(Data extracted from a collection)
+--
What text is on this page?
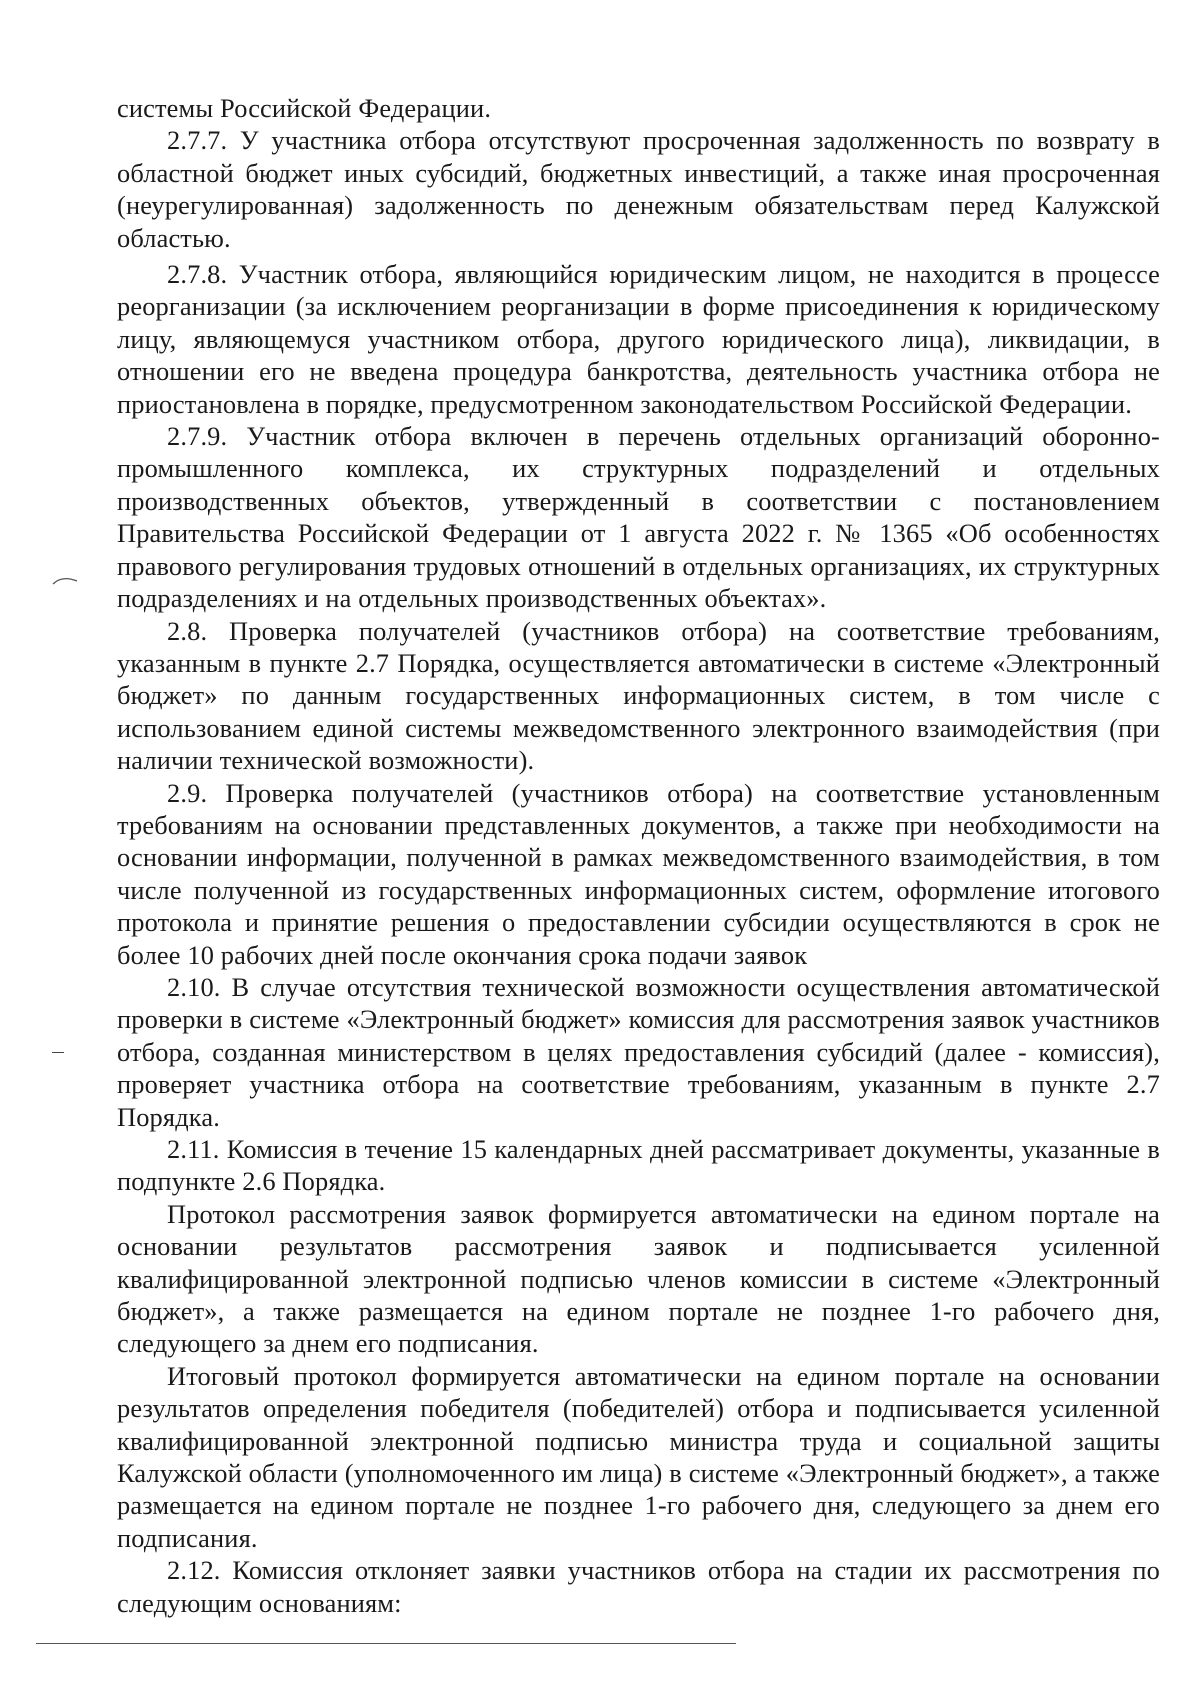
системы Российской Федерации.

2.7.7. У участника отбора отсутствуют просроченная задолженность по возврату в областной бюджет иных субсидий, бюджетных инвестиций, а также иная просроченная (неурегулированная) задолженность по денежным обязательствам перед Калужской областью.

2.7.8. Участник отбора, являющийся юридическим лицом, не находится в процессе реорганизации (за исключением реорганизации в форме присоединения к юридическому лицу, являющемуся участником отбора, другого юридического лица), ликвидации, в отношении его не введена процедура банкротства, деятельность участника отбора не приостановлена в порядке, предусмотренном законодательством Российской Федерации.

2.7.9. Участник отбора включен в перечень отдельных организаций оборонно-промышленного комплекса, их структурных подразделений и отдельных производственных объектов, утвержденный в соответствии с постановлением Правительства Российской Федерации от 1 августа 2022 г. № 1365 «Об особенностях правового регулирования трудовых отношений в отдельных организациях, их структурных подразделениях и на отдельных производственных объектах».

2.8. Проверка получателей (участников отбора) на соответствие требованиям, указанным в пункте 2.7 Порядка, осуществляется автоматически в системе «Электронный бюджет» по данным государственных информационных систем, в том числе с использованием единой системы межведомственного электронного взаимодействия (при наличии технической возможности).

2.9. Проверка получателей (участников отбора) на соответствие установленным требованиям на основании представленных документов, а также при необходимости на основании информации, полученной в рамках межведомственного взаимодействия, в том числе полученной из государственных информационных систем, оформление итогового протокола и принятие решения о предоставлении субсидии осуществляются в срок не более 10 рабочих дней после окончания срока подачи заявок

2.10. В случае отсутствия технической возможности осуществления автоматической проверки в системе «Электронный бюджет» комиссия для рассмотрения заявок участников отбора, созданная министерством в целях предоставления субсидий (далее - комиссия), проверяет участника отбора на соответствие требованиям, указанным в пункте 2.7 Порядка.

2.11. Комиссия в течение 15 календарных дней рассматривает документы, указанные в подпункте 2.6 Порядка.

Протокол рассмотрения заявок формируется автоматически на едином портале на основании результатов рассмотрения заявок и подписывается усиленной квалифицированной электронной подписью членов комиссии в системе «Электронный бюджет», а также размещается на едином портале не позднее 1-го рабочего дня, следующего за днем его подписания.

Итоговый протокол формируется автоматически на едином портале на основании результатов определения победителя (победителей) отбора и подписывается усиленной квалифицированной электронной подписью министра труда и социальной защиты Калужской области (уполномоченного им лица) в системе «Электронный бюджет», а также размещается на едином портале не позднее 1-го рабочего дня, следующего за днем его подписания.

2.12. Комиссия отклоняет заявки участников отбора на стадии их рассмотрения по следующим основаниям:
+--
:: Instruction ::
Without including any picture, repeat the data exactly.

:: Response to this task ::
What text is on this page?
системы Российской Федерации.

2.7.7. У участника отбора отсутствуют просроченная задолженность по возврату в областной бюджет иных субсидий, бюджетных инвестиций, а также иная просроченная (неурегулированная) задолженность по денежным обязательствам перед Калужской областью.

2.7.8. Участник отбора, являющийся юридическим лицом, не находится в процессе реорганизации (за исключением реорганизации в форме присоединения к юридическому лицу, являющемуся участником отбора, другого юридического лица), ликвидации, в отношении его не введена процедура банкротства, деятельность участника отбора не приостановлена в порядке, предусмотренном законодательством Российской Федерации.

2.7.9. Участник отбора включен в перечень отдельных организаций оборонно-промышленного комплекса, их структурных подразделений и отдельных производственных объектов, утвержденный в соответствии с постановлением Правительства Российской Федерации от 1 августа 2022 г. № 1365 «Об особенностях правового регулирования трудовых отношений в отдельных организациях, их структурных подразделениях и на отдельных производственных объектах».

2.8. Проверка получателей (участников отбора) на соответствие требованиям, указанным в пункте 2.7 Порядка, осуществляется автоматически в системе «Электронный бюджет» по данным государственных информационных систем, в том числе с использованием единой системы межведомственного электронного взаимодействия (при наличии технической возможности).

2.9. Проверка получателей (участников отбора) на соответствие установленным требованиям на основании представленных документов, а также при необходимости на основании информации, полученной в рамках межведомственного взаимодействия, в том числе полученной из государственных информационных систем, оформление итогового протокола и принятие решения о предоставлении субсидии осуществляются в срок не более 10 рабочих дней после окончания срока подачи заявок

2.10. В случае отсутствия технической возможности осуществления автоматической проверки в системе «Электронный бюджет» комиссия для рассмотрения заявок участников отбора, созданная министерством в целях предоставления субсидий (далее - комиссия), проверяет участника отбора на соответствие требованиям, указанным в пункте 2.7 Порядка.

2.11. Комиссия в течение 15 календарных дней рассматривает документы, указанные в подпункте 2.6 Порядка.

Протокол рассмотрения заявок формируется автоматически на едином портале на основании результатов рассмотрения заявок и подписывается усиленной квалифицированной электронной подписью членов комиссии в системе «Электронный бюджет», а также размещается на едином портале не позднее 1-го рабочего дня, следующего за днем его подписания.

Итоговый протокол формируется автоматически на едином портале на основании результатов определения победителя (победителей) отбора и подписывается усиленной квалифицированной электронной подписью министра труда и социальной защиты Калужской области (уполномоченного им лица) в системе «Электронный бюджет», а также размещается на едином портале не позднее 1-го рабочего дня, следующего за днем его подписания.

2.12. Комиссия отклоняет заявки участников отбора на стадии их рассмотрения по следующим основаниям:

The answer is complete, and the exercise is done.